Reproduce all lines of the listing below in which the word "Dither" occurs.

### Data items
>> start
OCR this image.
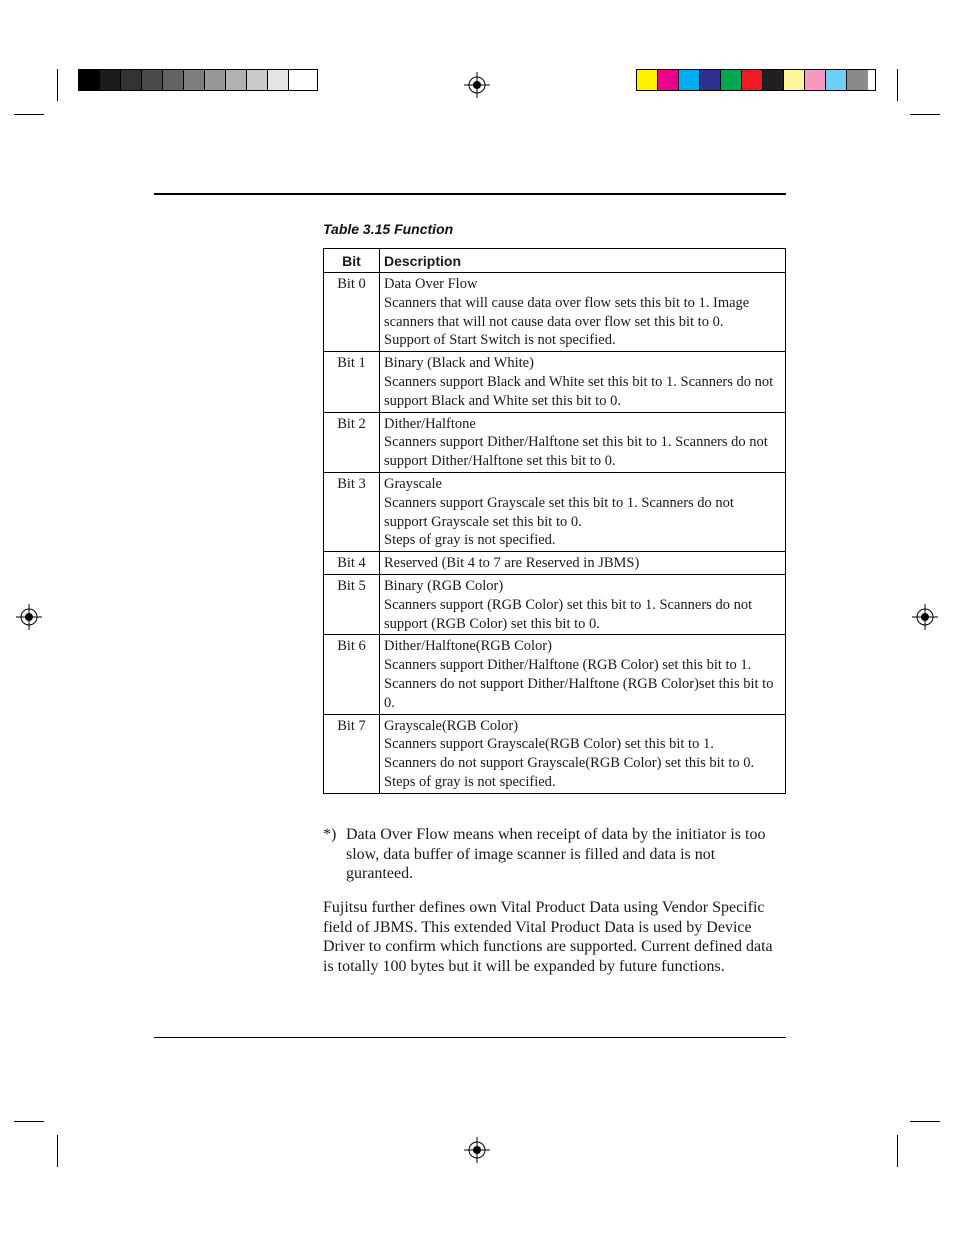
Table 3.15 Function
Bit	Description
Bit 0	Data Over Flow
Scanners that will cause data over flow sets this bit to 1. Image scanners that will not cause data over flow set this bit to 0.
Support of Start Switch is not specified.

Bit 1	Binary (Black and White)
Scanners support Black and White set this bit to 1. Scanners do not support Black and White set this bit to 0.

Bit 2	Dither/Halftone
Scanners support Dither/Halftone set this bit to 1. Scanners do not support Dither/Halftone set this bit to 0.

Bit 3	Grayscale
Scanners support Grayscale set this bit to 1. Scanners do not support Grayscale set this bit to 0.
Steps of gray is not specified.

Bit 4	Reserved (Bit 4 to 7 are Reserved in JBMS)

Bit 5	Binary (RGB Color)
Scanners support (RGB Color) set this bit to 1. Scanners do not support (RGB Color) set this bit to 0.

Bit 6	Dither/Halftone(RGB Color)
Scanners support Dither/Halftone (RGB Color) set this bit to 1. Scanners do not support Dither/Halftone (RGB Color)set this bit to 0.

Bit 7	Grayscale(RGB Color)
Scanners support Grayscale(RGB Color) set this bit to 1.
Scanners do not support Grayscale(RGB Color) set this bit to 0.
Steps of gray is not specified.
*) Data Over Flow means when receipt of data by the initiator is too slow, data buffer of image scanner is filled and data is not guranteed.
Fujitsu further defines own Vital Product Data using Vendor Specific field of JBMS. This extended Vital Product Data is used by Device Driver to confirm which functions are supported. Current defined data is totally 100 bytes but it will be expanded by future functions.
>> end
### Correct output
Bit 2	Dither/Halftone
Scanners support Dither/Halftone set this bit to 1. Scanners do not support Dither/Halftone set this bit to 0.
Bit 6	Dither/Halftone(RGB Color)
Scanners support Dither/Halftone (RGB Color) set this bit to 1. Scanners do not support Dither/Halftone (RGB Color)set this bit to 0.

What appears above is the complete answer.